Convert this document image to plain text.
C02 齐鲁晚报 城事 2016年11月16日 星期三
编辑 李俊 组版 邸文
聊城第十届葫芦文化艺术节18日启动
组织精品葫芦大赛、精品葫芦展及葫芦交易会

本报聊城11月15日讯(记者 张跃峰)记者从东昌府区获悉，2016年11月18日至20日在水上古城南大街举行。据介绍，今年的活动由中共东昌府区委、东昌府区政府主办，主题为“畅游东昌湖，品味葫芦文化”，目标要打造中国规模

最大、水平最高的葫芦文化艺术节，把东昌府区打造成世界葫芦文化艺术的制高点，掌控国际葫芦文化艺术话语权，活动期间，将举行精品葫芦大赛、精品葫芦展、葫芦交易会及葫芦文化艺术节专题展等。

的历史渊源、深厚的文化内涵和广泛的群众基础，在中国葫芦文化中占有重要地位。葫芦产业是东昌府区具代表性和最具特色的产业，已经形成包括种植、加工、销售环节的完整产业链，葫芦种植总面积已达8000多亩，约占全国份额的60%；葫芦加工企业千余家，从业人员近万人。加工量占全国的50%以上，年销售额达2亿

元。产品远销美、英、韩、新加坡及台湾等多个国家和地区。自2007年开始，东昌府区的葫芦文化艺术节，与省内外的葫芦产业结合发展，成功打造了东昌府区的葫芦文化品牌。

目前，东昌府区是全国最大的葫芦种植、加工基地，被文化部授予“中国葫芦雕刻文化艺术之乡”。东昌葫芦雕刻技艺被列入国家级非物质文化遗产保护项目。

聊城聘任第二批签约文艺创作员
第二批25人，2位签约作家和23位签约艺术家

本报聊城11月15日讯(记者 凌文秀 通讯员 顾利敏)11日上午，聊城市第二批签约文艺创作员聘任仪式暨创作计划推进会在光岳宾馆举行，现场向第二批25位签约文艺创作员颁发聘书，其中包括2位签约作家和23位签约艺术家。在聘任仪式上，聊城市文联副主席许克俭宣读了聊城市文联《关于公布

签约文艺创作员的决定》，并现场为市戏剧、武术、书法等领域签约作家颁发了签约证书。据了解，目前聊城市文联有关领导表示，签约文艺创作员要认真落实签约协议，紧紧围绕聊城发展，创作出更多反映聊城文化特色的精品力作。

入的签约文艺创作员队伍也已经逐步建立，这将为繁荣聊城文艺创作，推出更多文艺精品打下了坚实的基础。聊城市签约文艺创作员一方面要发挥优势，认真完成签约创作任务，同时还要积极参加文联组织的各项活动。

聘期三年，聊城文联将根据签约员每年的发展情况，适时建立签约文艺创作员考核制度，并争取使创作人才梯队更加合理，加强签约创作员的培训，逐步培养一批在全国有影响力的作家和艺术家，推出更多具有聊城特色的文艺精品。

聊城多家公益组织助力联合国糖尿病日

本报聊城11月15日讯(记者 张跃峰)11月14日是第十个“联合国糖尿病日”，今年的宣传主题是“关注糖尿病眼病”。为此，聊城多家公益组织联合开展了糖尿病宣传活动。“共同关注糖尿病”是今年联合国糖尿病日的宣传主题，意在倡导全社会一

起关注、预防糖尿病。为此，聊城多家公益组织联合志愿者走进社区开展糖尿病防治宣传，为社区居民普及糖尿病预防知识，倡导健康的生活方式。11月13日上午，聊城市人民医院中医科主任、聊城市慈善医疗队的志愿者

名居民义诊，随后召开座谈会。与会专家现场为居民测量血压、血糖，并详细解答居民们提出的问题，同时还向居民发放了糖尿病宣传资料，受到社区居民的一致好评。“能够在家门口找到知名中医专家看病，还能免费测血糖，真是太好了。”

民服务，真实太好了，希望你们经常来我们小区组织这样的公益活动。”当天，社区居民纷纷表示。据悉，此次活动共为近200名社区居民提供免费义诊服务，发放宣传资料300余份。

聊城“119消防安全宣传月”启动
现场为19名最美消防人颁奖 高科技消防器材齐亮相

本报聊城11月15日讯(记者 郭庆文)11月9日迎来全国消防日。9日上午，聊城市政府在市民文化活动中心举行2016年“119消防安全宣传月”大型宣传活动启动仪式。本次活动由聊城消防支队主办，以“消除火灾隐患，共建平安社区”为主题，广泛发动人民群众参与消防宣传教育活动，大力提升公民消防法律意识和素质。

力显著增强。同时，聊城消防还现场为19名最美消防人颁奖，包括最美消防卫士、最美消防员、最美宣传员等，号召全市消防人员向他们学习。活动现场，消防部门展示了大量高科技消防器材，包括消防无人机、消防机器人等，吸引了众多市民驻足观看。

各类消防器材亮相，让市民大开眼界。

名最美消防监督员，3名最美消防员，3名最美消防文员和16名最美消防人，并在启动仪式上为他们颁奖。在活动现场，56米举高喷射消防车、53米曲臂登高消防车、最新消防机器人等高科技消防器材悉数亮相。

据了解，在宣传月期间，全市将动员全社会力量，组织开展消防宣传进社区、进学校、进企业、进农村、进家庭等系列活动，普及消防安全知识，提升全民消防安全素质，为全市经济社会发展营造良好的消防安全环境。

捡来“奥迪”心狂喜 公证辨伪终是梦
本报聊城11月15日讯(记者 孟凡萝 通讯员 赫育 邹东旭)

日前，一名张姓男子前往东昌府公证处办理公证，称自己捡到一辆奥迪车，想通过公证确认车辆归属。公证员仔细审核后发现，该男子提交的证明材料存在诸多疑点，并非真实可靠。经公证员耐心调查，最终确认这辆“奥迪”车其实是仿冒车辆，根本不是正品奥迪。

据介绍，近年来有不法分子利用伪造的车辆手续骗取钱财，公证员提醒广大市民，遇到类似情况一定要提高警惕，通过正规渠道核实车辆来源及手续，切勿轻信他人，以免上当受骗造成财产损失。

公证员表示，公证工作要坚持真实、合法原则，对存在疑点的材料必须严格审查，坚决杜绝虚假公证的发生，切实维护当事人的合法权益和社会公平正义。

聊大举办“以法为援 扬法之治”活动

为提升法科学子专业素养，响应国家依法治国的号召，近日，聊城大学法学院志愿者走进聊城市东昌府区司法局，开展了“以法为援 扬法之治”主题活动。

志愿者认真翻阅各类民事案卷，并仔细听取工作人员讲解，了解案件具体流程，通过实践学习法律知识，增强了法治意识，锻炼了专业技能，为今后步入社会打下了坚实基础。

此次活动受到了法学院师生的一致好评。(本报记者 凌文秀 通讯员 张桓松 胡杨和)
────────────────────────────────────────
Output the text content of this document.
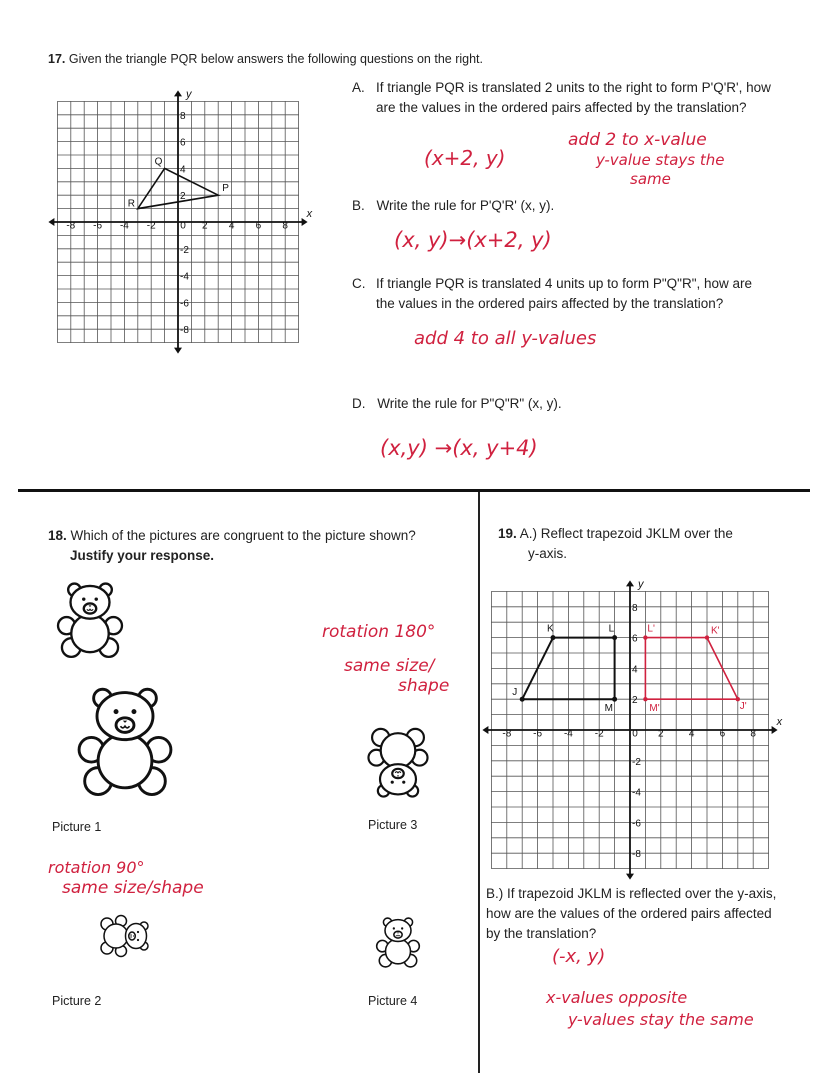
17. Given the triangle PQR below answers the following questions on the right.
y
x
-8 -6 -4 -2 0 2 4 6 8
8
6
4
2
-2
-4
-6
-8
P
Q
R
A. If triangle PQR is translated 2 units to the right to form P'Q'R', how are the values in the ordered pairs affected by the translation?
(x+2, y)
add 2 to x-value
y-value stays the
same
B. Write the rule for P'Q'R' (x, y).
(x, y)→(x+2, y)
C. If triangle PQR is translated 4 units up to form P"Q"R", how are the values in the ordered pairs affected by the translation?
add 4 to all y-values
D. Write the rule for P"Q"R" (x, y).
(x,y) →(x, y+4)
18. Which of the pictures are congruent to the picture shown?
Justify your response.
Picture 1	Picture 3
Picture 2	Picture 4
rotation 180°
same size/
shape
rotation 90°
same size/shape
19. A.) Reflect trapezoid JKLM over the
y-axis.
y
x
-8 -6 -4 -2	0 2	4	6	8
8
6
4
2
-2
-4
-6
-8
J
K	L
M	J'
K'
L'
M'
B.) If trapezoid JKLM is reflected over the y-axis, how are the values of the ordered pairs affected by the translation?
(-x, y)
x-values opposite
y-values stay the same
────────────────────────────────────────
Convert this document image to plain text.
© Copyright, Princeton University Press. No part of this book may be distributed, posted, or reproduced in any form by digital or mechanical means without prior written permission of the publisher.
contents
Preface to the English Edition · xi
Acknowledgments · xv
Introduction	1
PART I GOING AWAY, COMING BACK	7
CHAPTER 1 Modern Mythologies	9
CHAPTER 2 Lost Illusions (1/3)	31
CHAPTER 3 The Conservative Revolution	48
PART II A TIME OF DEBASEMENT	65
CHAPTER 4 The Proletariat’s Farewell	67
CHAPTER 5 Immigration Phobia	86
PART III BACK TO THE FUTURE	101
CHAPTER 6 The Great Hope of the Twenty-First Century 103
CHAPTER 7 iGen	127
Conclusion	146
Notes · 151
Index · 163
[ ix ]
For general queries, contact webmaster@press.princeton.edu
────────────────────────────────────────
State only the count of lines above that hold the string "same".

4